● WHAT TO DO: Copy the records below exactly, omitting any pictures they contain.

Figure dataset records
= = = = = = =
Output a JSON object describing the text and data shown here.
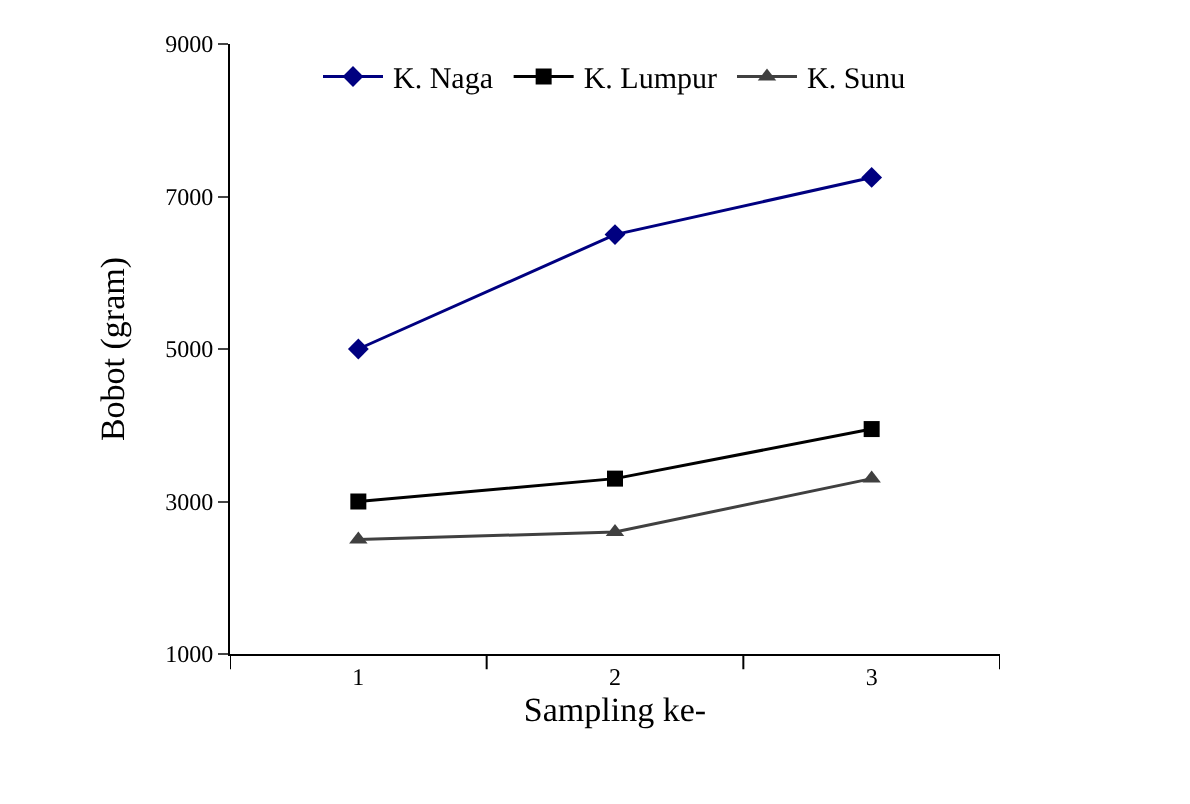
{
  "chart_data": {
    "type": "line",
    "xlabel": "Sampling ke-",
    "ylabel": "Bobot (gram)",
    "categories": [
      "1",
      "2",
      "3"
    ],
    "series": [
      {
        "name": "K. Naga",
        "color": "#000080",
        "marker": "diamond",
        "values": [
          5000,
          6500,
          7250
        ]
      },
      {
        "name": "K. Lumpur",
        "color": "#000000",
        "marker": "square",
        "values": [
          3000,
          3300,
          3950
        ]
      },
      {
        "name": "K. Sunu",
        "color": "#404040",
        "marker": "triangle",
        "values": [
          2500,
          2600,
          3300
        ]
      }
    ],
    "ylim": [
      1000,
      9000
    ],
    "yticks": [
      1000,
      3000,
      5000,
      7000,
      9000
    ],
    "legend": "top",
    "line_style": "solid"
  }
}
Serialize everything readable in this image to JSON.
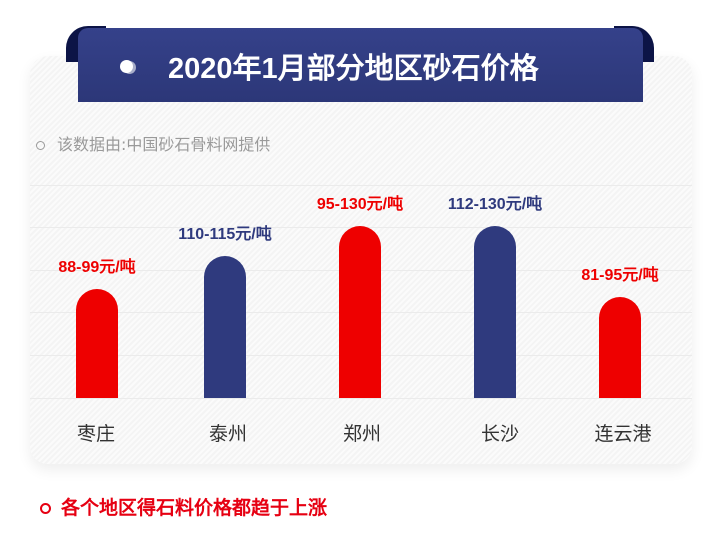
{
  "title": "2020年1月部分地区砂石价格",
  "source_note": "该数据由:中国砂石骨料网提供",
  "footer_note": "各个地区得石料价格都趋于上涨",
  "colors": {
    "red": "#ee0000",
    "navy": "#2f3a7e"
  },
  "chart_data": {
    "type": "bar",
    "title": "2020年1月部分地区砂石价格",
    "categories": [
      "枣庄",
      "泰州",
      "郑州",
      "长沙",
      "连云港"
    ],
    "unit": "元/吨",
    "ranges": [
      [
        88,
        99
      ],
      [
        110,
        115
      ],
      [
        95,
        130
      ],
      [
        112,
        130
      ],
      [
        81,
        95
      ]
    ],
    "labels": [
      "88-99元/吨",
      "110-115元/吨",
      "95-130元/吨",
      "112-130元/吨",
      "81-95元/吨"
    ],
    "bar_colors": [
      "#ee0000",
      "#2f3a7e",
      "#ee0000",
      "#2f3a7e",
      "#ee0000"
    ],
    "label_colors": [
      "#ee0000",
      "#2f3a7e",
      "#ee0000",
      "#2f3a7e",
      "#ee0000"
    ],
    "grid": true
  }
}
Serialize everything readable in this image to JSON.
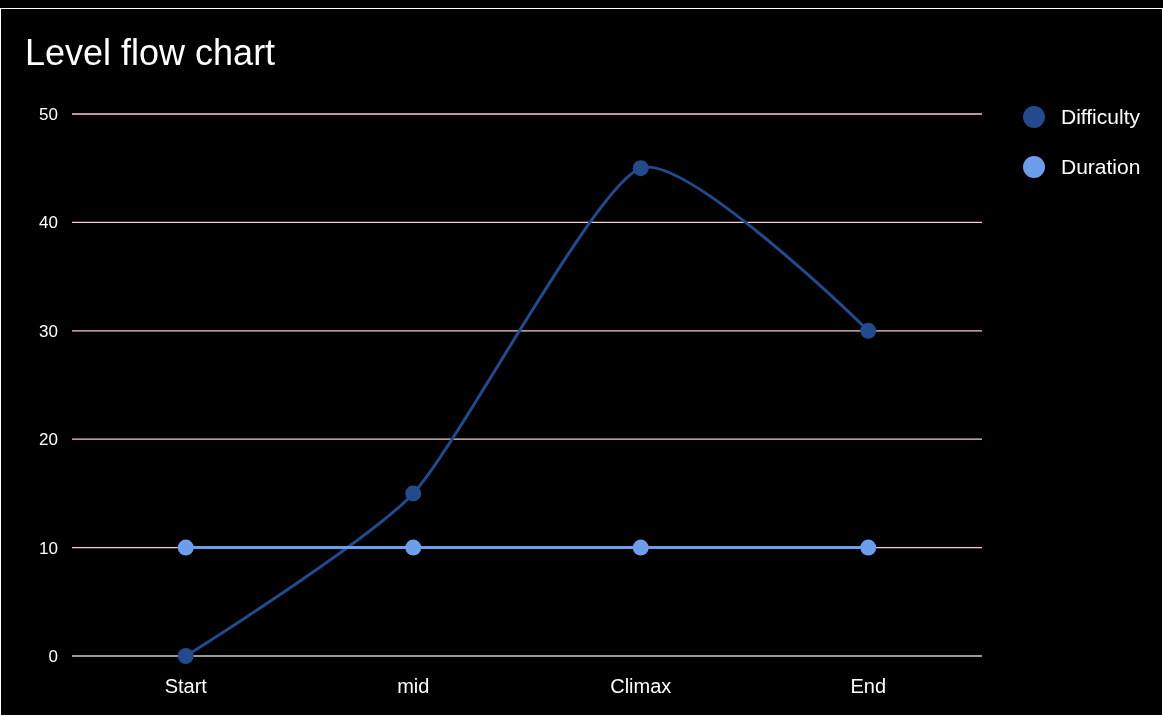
{
  "chart_data": {
    "type": "line",
    "title": "Level flow chart",
    "categories": [
      "Start",
      "mid",
      "Climax",
      "End"
    ],
    "series": [
      {
        "name": "Difficulty",
        "color": "#234a8c",
        "values": [
          0,
          15,
          45,
          30
        ]
      },
      {
        "name": "Duration",
        "color": "#6d9eeb",
        "values": [
          10,
          10,
          10,
          10
        ]
      }
    ],
    "ylim": [
      0,
      50
    ],
    "yticks": [
      0,
      10,
      20,
      30,
      40,
      50
    ],
    "grid": "y",
    "legend": "top right",
    "marker": "circle",
    "line_style": "solid"
  }
}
= = = = = = =
● THE ANSWER:
Output a JSON object describing the text and data shown here.
{
  "chart_data": {
    "type": "line",
    "xlabel": "Sampling ke-",
    "ylabel": "Bobot (gram)",
    "categories": [
      "1",
      "2",
      "3"
    ],
    "series": [
      {
        "name": "K. Naga",
        "color": "#000080",
        "marker": "diamond",
        "values": [
          5000,
          6500,
          7250
        ]
      },
      {
        "name": "K. Lumpur",
        "color": "#000000",
        "marker": "square",
        "values": [
          3000,
          3300,
          3950
        ]
      },
      {
        "name": "K. Sunu",
        "color": "#404040",
        "marker": "triangle",
        "values": [
          2500,
          2600,
          3300
        ]
      }
    ],
    "ylim": [
      1000,
      9000
    ],
    "yticks": [
      1000,
      3000,
      5000,
      7000,
      9000
    ],
    "legend": "top",
    "line_style": "solid"
  }
}
Serialize everything readable in this image to JSON.
{
  "title": "2020年1月部分地区砂石价格",
  "source_note": "该数据由:中国砂石骨料网提供",
  "footer_note": "各个地区得石料价格都趋于上涨",
  "colors": {
    "red": "#ee0000",
    "navy": "#2f3a7e"
  },
  "chart_data": {
    "type": "bar",
    "title": "2020年1月部分地区砂石价格",
    "categories": [
      "枣庄",
      "泰州",
      "郑州",
      "长沙",
      "连云港"
    ],
    "unit": "元/吨",
    "ranges": [
      [
        88,
        99
      ],
      [
        110,
        115
      ],
      [
        95,
        130
      ],
      [
        112,
        130
      ],
      [
        81,
        95
      ]
    ],
    "labels": [
      "88-99元/吨",
      "110-115元/吨",
      "95-130元/吨",
      "112-130元/吨",
      "81-95元/吨"
    ],
    "bar_colors": [
      "#ee0000",
      "#2f3a7e",
      "#ee0000",
      "#2f3a7e",
      "#ee0000"
    ],
    "label_colors": [
      "#ee0000",
      "#2f3a7e",
      "#ee0000",
      "#2f3a7e",
      "#ee0000"
    ],
    "grid": true
  }
}
Serialize everything readable in this image to JSON.
{
  "chart_data": {
    "type": "line",
    "title": "Level flow chart",
    "categories": [
      "Start",
      "mid",
      "Climax",
      "End"
    ],
    "series": [
      {
        "name": "Difficulty",
        "color": "#234a8c",
        "values": [
          0,
          15,
          45,
          30
        ]
      },
      {
        "name": "Duration",
        "color": "#6d9eeb",
        "values": [
          10,
          10,
          10,
          10
        ]
      }
    ],
    "ylim": [
      0,
      50
    ],
    "yticks": [
      0,
      10,
      20,
      30,
      40,
      50
    ],
    "grid": "y",
    "legend": "top right",
    "marker": "circle",
    "line_style": "solid"
  }
}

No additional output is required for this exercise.